» **Task input**
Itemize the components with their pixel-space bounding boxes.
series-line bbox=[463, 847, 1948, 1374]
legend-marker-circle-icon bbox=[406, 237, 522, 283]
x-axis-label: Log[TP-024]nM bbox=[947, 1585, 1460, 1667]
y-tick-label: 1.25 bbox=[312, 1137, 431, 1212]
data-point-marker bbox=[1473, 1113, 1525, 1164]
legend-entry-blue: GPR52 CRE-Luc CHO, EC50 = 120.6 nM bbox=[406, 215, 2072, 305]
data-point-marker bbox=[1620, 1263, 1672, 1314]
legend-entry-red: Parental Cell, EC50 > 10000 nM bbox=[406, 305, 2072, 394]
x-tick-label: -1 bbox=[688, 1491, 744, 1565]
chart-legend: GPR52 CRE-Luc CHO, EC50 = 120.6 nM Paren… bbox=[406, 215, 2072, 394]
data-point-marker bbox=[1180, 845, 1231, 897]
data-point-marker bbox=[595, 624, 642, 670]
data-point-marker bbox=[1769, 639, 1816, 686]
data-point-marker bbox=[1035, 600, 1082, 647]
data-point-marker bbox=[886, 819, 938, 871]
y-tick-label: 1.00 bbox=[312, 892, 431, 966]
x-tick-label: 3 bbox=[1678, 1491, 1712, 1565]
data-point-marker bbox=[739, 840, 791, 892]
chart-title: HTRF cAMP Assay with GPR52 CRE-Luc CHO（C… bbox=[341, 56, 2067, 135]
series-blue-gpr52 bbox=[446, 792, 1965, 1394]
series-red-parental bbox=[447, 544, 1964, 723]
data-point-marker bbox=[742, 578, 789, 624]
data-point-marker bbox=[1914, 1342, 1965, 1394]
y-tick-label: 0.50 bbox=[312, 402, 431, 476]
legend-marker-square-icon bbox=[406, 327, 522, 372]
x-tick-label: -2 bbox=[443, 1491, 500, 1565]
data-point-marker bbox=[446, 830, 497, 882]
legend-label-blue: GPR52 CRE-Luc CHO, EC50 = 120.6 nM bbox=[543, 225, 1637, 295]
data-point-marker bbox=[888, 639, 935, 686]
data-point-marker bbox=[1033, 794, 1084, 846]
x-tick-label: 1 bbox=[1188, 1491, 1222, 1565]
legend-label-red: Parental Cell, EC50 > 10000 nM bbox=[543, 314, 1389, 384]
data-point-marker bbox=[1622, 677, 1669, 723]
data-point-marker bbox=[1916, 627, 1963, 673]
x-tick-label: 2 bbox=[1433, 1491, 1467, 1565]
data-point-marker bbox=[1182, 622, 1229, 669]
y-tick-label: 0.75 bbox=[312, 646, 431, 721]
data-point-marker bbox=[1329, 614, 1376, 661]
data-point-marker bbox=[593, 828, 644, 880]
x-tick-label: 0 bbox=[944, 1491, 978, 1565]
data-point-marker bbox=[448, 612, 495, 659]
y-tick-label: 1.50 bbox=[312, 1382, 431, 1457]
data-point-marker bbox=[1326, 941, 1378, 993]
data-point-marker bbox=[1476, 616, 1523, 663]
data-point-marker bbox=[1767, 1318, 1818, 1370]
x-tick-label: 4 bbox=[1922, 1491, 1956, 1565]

» **Assigned task**
Your task is to print all of the records exactly.

» **Final answer**
Itemize the components with their pixel-space bounding boxes.
series-line bbox=[463, 847, 1948, 1374]
legend-marker-circle-icon bbox=[406, 237, 522, 283]
x-axis-label: Log[TP-024]nM bbox=[947, 1585, 1460, 1667]
y-tick-label: 1.25 bbox=[312, 1137, 431, 1212]
data-point-marker bbox=[1473, 1113, 1525, 1164]
legend-entry-blue: GPR52 CRE-Luc CHO, EC50 = 120.6 nM bbox=[406, 215, 2072, 305]
data-point-marker bbox=[1620, 1263, 1672, 1314]
legend-entry-red: Parental Cell, EC50 > 10000 nM bbox=[406, 305, 2072, 394]
x-tick-label: -1 bbox=[688, 1491, 744, 1565]
chart-legend: GPR52 CRE-Luc CHO, EC50 = 120.6 nM Paren… bbox=[406, 215, 2072, 394]
data-point-marker bbox=[1180, 845, 1231, 897]
data-point-marker bbox=[595, 624, 642, 670]
data-point-marker bbox=[1769, 639, 1816, 686]
data-point-marker bbox=[1035, 600, 1082, 647]
data-point-marker bbox=[886, 819, 938, 871]
y-tick-label: 1.00 bbox=[312, 892, 431, 966]
x-tick-label: 3 bbox=[1678, 1491, 1712, 1565]
data-point-marker bbox=[739, 840, 791, 892]
chart-title: HTRF cAMP Assay with GPR52 CRE-Luc CHO（C… bbox=[341, 56, 2067, 135]
series-blue-gpr52 bbox=[446, 792, 1965, 1394]
series-red-parental bbox=[447, 544, 1964, 723]
data-point-marker bbox=[742, 578, 789, 624]
data-point-marker bbox=[1914, 1342, 1965, 1394]
y-tick-label: 0.50 bbox=[312, 402, 431, 476]
legend-marker-square-icon bbox=[406, 327, 522, 372]
x-tick-label: -2 bbox=[443, 1491, 500, 1565]
data-point-marker bbox=[446, 830, 497, 882]
legend-label-blue: GPR52 CRE-Luc CHO, EC50 = 120.6 nM bbox=[543, 225, 1637, 295]
data-point-marker bbox=[888, 639, 935, 686]
data-point-marker bbox=[1033, 794, 1084, 846]
x-tick-label: 1 bbox=[1188, 1491, 1222, 1565]
legend-label-red: Parental Cell, EC50 > 10000 nM bbox=[543, 314, 1389, 384]
data-point-marker bbox=[1622, 677, 1669, 723]
data-point-marker bbox=[1916, 627, 1963, 673]
x-tick-label: 2 bbox=[1433, 1491, 1467, 1565]
data-point-marker bbox=[1182, 622, 1229, 669]
y-tick-label: 0.75 bbox=[312, 646, 431, 721]
data-point-marker bbox=[1329, 614, 1376, 661]
data-point-marker bbox=[593, 828, 644, 880]
x-tick-label: 0 bbox=[944, 1491, 978, 1565]
data-point-marker bbox=[448, 612, 495, 659]
y-tick-label: 1.50 bbox=[312, 1382, 431, 1457]
data-point-marker bbox=[1326, 941, 1378, 993]
data-point-marker bbox=[1476, 616, 1523, 663]
data-point-marker bbox=[1767, 1318, 1818, 1370]
x-tick-label: 4 bbox=[1922, 1491, 1956, 1565]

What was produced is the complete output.